→ **WHAT IS EXPECTED**
Lines that contain "darauf" are to be counted; give only their number.

----

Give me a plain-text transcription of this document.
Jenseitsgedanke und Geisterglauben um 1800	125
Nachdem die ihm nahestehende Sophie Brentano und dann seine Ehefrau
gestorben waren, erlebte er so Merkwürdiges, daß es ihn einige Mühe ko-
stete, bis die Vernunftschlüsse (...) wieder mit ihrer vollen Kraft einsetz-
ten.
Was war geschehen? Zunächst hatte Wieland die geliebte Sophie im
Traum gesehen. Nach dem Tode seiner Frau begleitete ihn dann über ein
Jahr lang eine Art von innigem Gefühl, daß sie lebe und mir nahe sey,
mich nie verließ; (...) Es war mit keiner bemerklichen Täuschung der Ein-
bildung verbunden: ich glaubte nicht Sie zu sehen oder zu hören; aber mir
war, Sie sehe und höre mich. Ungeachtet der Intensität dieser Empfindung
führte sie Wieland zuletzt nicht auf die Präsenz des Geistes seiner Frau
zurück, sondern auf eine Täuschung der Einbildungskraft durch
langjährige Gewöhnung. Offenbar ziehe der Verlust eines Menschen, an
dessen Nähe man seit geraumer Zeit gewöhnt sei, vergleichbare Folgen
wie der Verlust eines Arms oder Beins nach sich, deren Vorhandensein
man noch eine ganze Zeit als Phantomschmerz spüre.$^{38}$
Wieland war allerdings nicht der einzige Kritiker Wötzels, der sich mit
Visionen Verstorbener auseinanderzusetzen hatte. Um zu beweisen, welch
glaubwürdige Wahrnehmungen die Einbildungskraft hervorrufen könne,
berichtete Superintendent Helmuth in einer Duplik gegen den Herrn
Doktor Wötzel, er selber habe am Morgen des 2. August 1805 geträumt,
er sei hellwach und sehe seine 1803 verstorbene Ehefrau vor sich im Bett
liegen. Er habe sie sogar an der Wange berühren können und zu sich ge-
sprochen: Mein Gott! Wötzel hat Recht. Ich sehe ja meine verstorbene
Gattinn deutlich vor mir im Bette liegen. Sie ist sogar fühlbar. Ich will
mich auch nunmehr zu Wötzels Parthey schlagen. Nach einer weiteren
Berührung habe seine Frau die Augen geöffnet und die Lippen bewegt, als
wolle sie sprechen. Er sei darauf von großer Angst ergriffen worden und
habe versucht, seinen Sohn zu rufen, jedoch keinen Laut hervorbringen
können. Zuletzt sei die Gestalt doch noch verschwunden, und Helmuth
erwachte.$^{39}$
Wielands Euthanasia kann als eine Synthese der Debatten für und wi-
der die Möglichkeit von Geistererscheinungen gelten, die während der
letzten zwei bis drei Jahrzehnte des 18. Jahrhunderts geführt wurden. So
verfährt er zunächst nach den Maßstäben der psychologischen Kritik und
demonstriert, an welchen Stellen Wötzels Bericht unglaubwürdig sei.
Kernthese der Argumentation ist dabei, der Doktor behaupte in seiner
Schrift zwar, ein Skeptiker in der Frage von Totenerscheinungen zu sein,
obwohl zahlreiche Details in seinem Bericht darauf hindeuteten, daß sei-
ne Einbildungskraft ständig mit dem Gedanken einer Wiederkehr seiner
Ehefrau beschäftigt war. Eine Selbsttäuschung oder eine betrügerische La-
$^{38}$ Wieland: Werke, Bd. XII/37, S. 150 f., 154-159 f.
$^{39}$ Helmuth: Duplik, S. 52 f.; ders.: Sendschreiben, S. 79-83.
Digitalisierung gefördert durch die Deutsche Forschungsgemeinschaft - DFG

----

→ **THE RESPONSE**
2